Find and copy each line of the records where the string "text" shows up.

"""

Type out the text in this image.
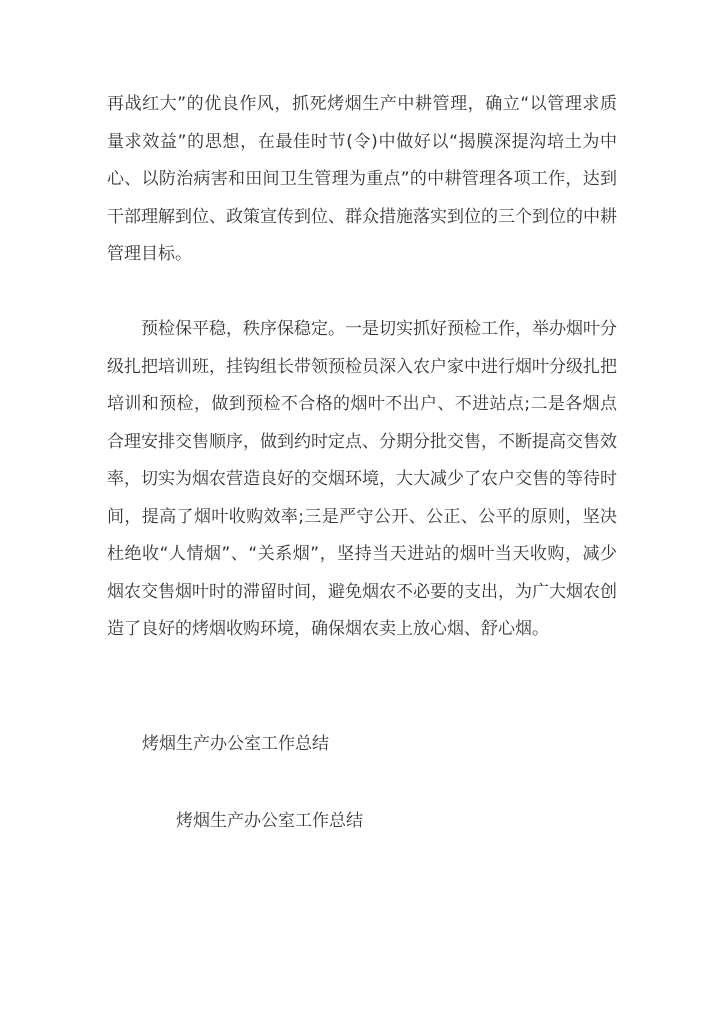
再战红大”的优良作风，抓死烤烟生产中耕管理，确立“以管理求质量求效益”的思想，在最佳时节(令)中做好以“揭膜深提沟培土为中心、以防治病害和田间卫生管理为重点”的中耕管理各项工作，达到干部理解到位、政策宣传到位、群众措施落实到位的三个到位的中耕管理目标。

预检保平稳，秩序保稳定。一是切实抓好预检工作，举办烟叶分级扎把培训班，挂钩组长带领预检员深入农户家中进行烟叶分级扎把培训和预检，做到预检不合格的烟叶不出户、不进站点;二是各烟点合理安排交售顺序，做到约时定点、分期分批交售，不断提高交售效率，切实为烟农营造良好的交烟环境，大大减少了农户交售的等待时间，提高了烟叶收购效率;三是严守公开、公正、公平的原则，坚决杜绝收“人情烟”、“关系烟”，坚持当天进站的烟叶当天收购，减少烟农交售烟叶时的滞留时间，避免烟农不必要的支出，为广大烟农创造了良好的烤烟收购环境，确保烟农卖上放心烟、舒心烟。

烤烟生产办公室工作总结

烤烟生产办公室工作总结
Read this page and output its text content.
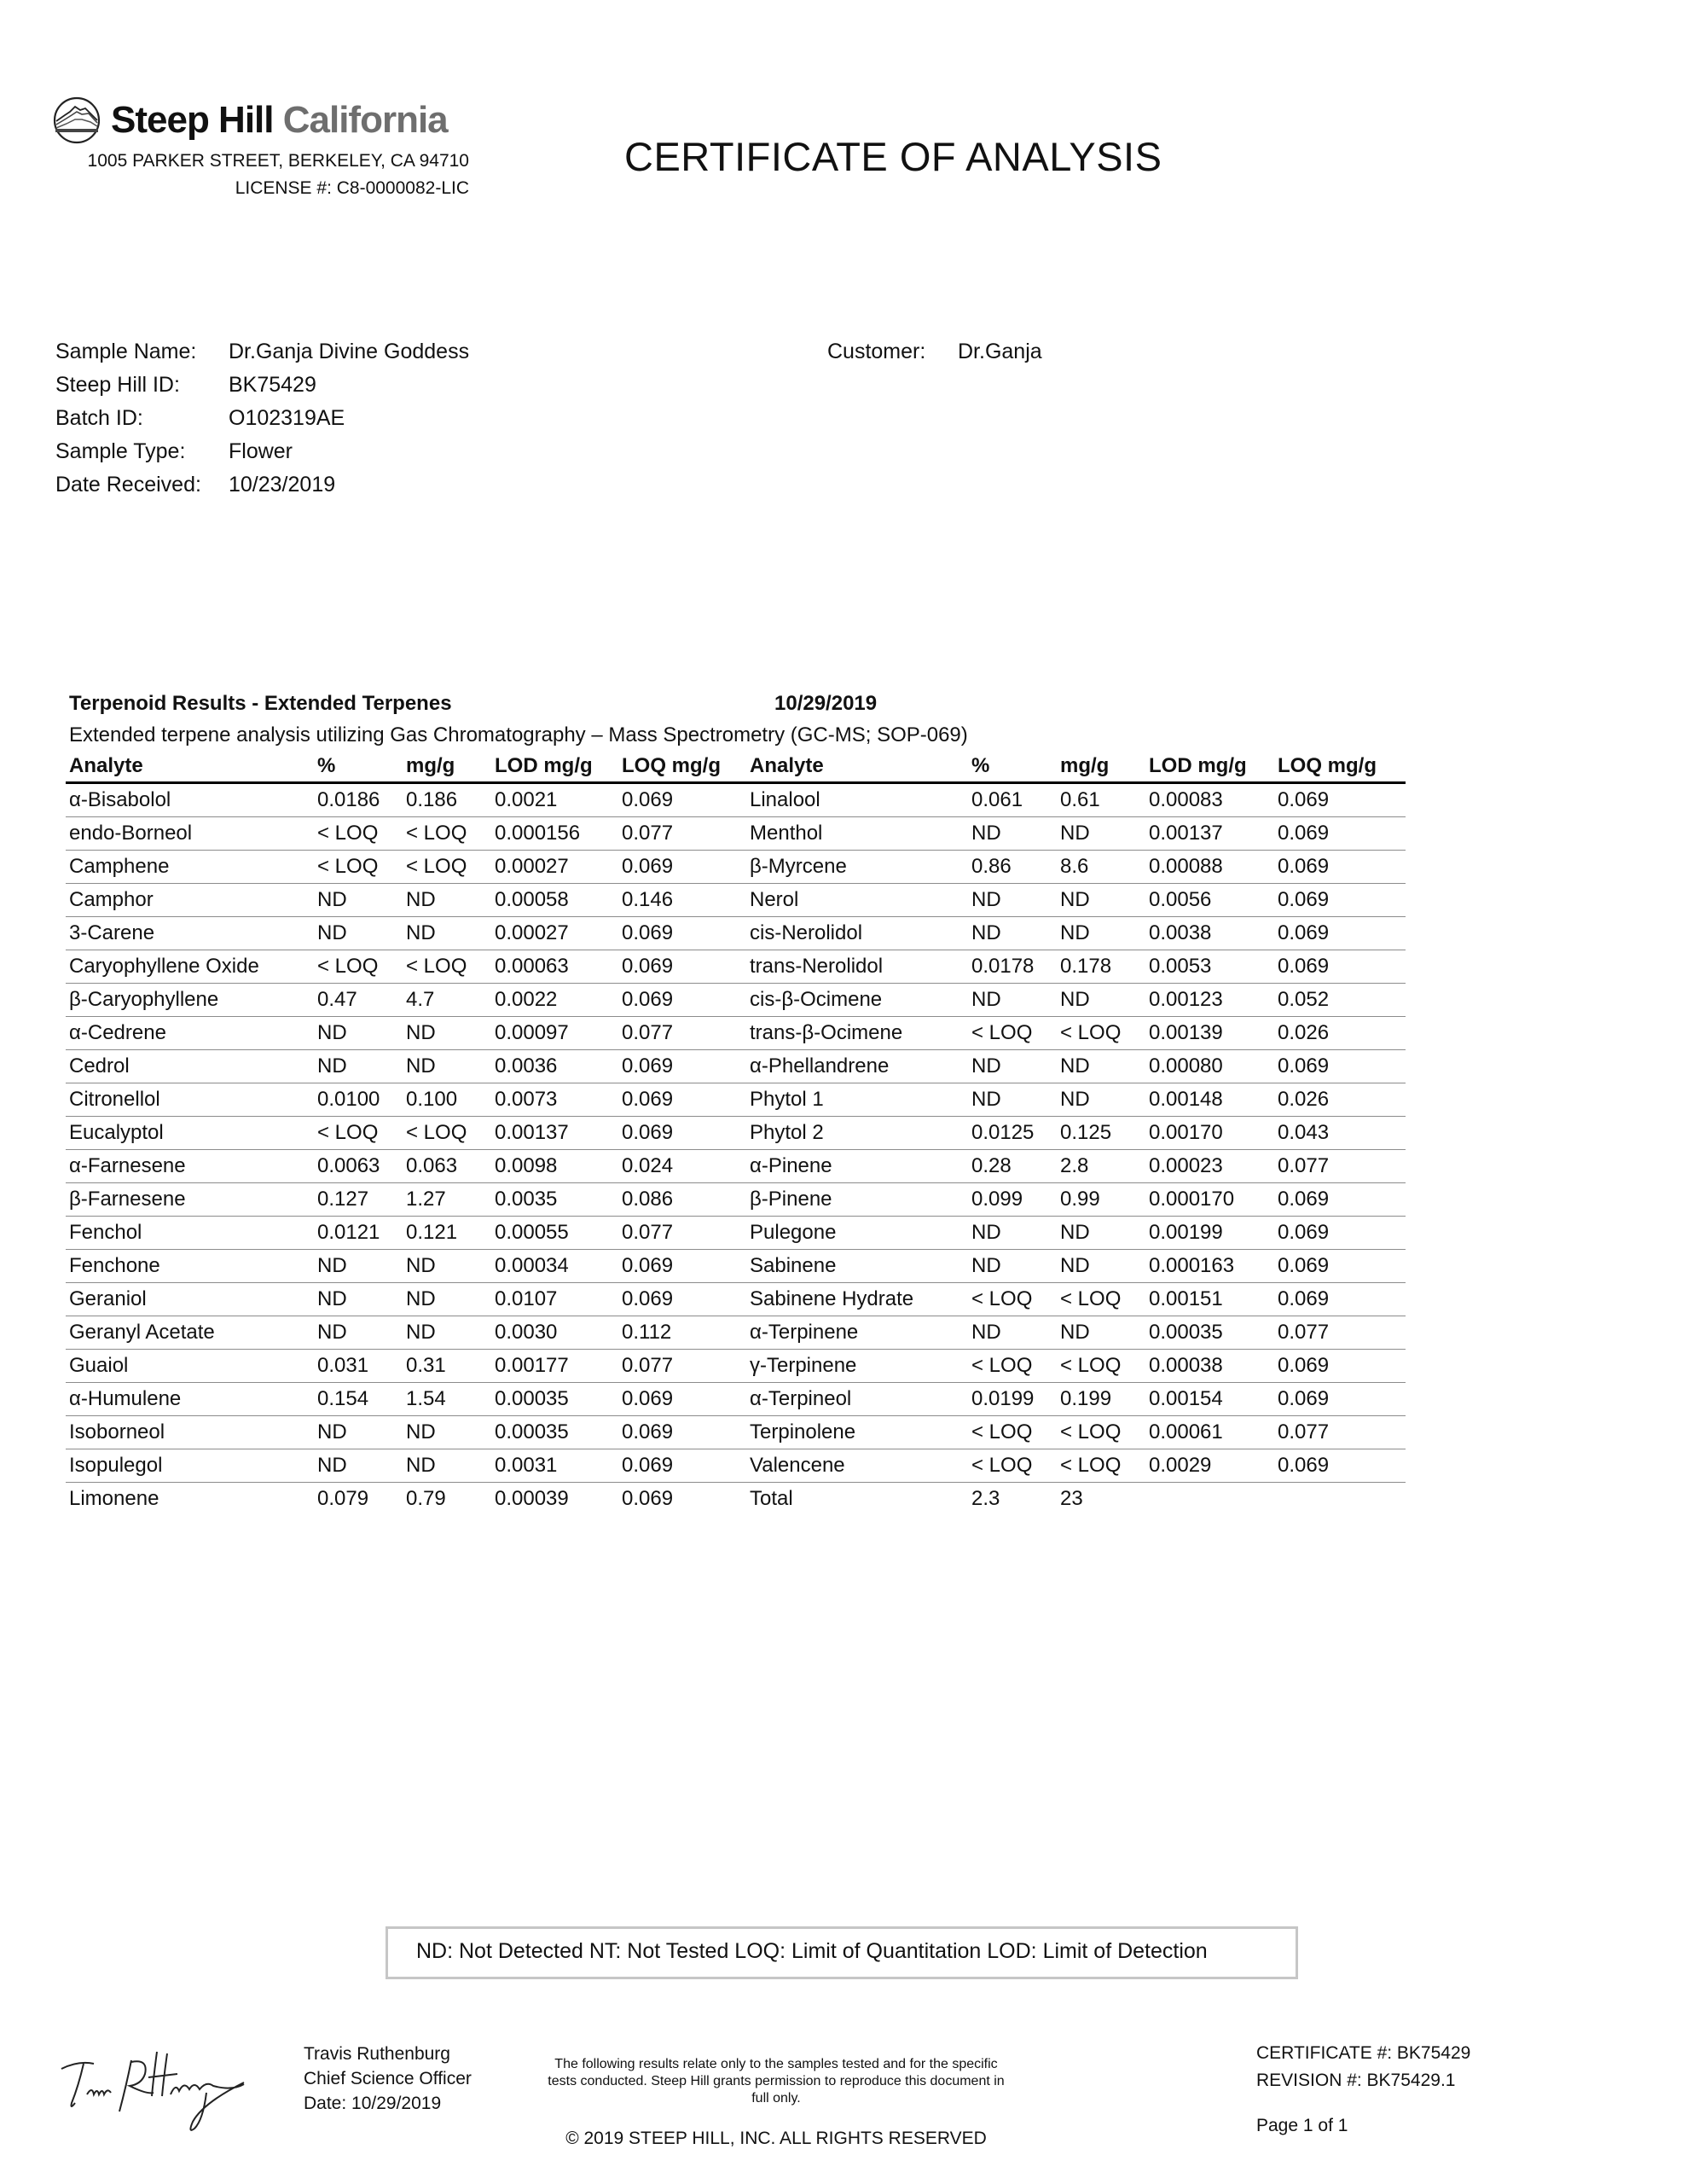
Steep Hill California
1005 PARKER STREET, BERKELEY, CA 94710
LICENSE #: C8-0000082-LIC
CERTIFICATE OF ANALYSIS
Sample Name: Dr.Ganja Divine Goddess
Steep Hill ID: BK75429
Batch ID:	O102319AE
Sample Type: Flower
Date Received: 10/23/2019
Customer: Dr.Ganja
Terpenoid Results - Extended Terpenes	10/29/2019
Extended terpene analysis utilizing Gas Chromatography – Mass Spectrometry (GC-MS; SOP-069)
Analyte	%	mg/g	LOD mg/g	LOQ mg/g	Analyte	%	mg/g	LOD mg/g	LOQ mg/g
α-Bisabolol	0.0186	0.186	0.0021	0.069	Linalool	0.061	0.61	0.00083	0.069
endo-Borneol	< LOQ	< LOQ	0.000156	0.077	Menthol	ND	ND	0.00137	0.069
Camphene	< LOQ	< LOQ	0.00027	0.069	β-Myrcene	0.86	8.6	0.00088	0.069
Camphor	ND	ND	0.00058	0.146	Nerol	ND	ND	0.0056	0.069
3-Carene	ND	ND	0.00027	0.069	cis-Nerolidol	ND	ND	0.0038	0.069
Caryophyllene Oxide	< LOQ	< LOQ	0.00063	0.069	trans-Nerolidol	0.0178	0.178	0.0053	0.069
β-Caryophyllene	0.47	4.7	0.0022	0.069	cis-β-Ocimene	ND	ND	0.00123	0.052
α-Cedrene	ND	ND	0.00097	0.077	trans-β-Ocimene	< LOQ	< LOQ	0.00139	0.026
Cedrol	ND	ND	0.0036	0.069	α-Phellandrene	ND	ND	0.00080	0.069
Citronellol	0.0100	0.100	0.0073	0.069	Phytol 1	ND	ND	0.00148	0.026
Eucalyptol	< LOQ	< LOQ	0.00137	0.069	Phytol 2	0.0125	0.125	0.00170	0.043
α-Farnesene	0.0063	0.063	0.0098	0.024	α-Pinene	0.28	2.8	0.00023	0.077
β-Farnesene	0.127	1.27	0.0035	0.086	β-Pinene	0.099	0.99	0.000170	0.069
Fenchol	0.0121	0.121	0.00055	0.077	Pulegone	ND	ND	0.00199	0.069
Fenchone	ND	ND	0.00034	0.069	Sabinene	ND	ND	0.000163	0.069
Geraniol	ND	ND	0.0107	0.069	Sabinene Hydrate	< LOQ	< LOQ	0.00151	0.069
Geranyl Acetate	ND	ND	0.0030	0.112	α-Terpinene	ND	ND	0.00035	0.077
Guaiol	0.031	0.31	0.00177	0.077	γ-Terpinene	< LOQ	< LOQ	0.00038	0.069
α-Humulene	0.154	1.54	0.00035	0.069	α-Terpineol	0.0199	0.199	0.00154	0.069
Isoborneol	ND	ND	0.00035	0.069	Terpinolene	< LOQ	< LOQ	0.00061	0.077
Isopulegol	ND	ND	0.0031	0.069	Valencene	< LOQ	< LOQ	0.0029	0.069
Limonene	0.079	0.79	0.00039	0.069	Total	2.3	23		
ND: Not Detected NT: Not Tested LOQ: Limit of Quantitation LOD: Limit of Detection
Travis Ruthenburg
Chief Science Officer
Date: 10/29/2019
The following results relate only to the samples tested and for the specific tests conducted. Steep Hill grants permission to reproduce this document in full only.
© 2019 STEEP HILL, INC. ALL RIGHTS RESERVED
CERTIFICATE #: BK75429
REVISION #: BK75429.1
Page 1 of 1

"""

**Expected answer**.
Type out the text in this image.
Read this page and output its text content.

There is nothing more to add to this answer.